What you should do: Leave the pictures out. Return all other data exactly.

********

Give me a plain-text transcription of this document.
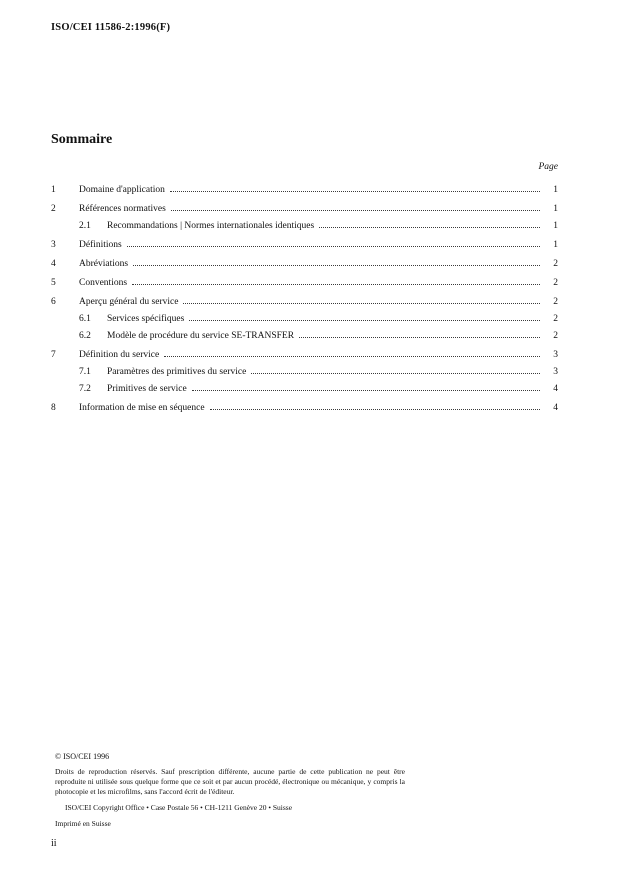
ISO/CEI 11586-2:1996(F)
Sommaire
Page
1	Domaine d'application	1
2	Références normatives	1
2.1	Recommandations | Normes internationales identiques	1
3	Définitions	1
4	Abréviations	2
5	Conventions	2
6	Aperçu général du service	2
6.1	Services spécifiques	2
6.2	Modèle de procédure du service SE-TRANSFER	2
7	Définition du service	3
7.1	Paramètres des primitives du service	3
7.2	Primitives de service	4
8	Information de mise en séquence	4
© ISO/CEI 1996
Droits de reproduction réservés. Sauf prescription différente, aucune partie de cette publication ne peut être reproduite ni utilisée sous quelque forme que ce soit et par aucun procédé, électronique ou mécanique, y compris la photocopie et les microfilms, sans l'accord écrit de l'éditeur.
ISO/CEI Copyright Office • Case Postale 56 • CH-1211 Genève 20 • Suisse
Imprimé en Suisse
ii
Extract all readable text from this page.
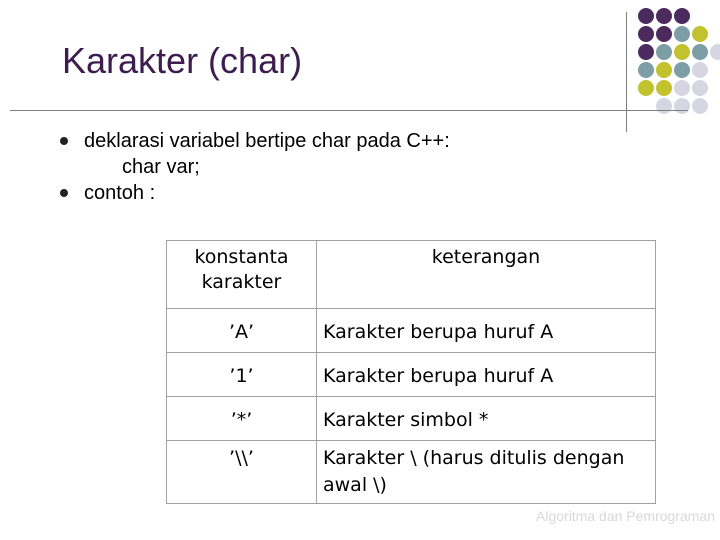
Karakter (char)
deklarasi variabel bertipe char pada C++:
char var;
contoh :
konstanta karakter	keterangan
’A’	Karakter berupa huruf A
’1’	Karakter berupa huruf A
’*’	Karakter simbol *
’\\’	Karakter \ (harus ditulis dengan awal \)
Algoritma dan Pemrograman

********

Response to this task:
Give me a plain-text transcription of this document.
ISO/CEI 11586-2:1996(F)
Sommaire
Page
1	Domaine d'application	1
2	Références normatives	1
2.1	Recommandations | Normes internationales identiques	1
3	Définitions	1
4	Abréviations	2
5	Conventions	2
6	Aperçu général du service	2
6.1	Services spécifiques	2
6.2	Modèle de procédure du service SE-TRANSFER	2
7	Définition du service	3
7.1	Paramètres des primitives du service	3
7.2	Primitives de service	4
8	Information de mise en séquence	4
© ISO/CEI 1996
Droits de reproduction réservés. Sauf prescription différente, aucune partie de cette publication ne peut être reproduite ni utilisée sous quelque forme que ce soit et par aucun procédé, électronique ou mécanique, y compris la photocopie et les microfilms, sans l'accord écrit de l'éditeur.
ISO/CEI Copyright Office • Case Postale 56 • CH-1211 Genève 20 • Suisse
Imprimé en Suisse
ii
Extract all readable text from this page.
Karakter (char)
deklarasi variabel bertipe char pada C++:
char var;
contoh :
konstanta karakter	keterangan
’A’	Karakter berupa huruf A
’1’	Karakter berupa huruf A
’*’	Karakter simbol *
’\\’	Karakter \ (harus ditulis dengan awal \)
Algoritma dan Pemrograman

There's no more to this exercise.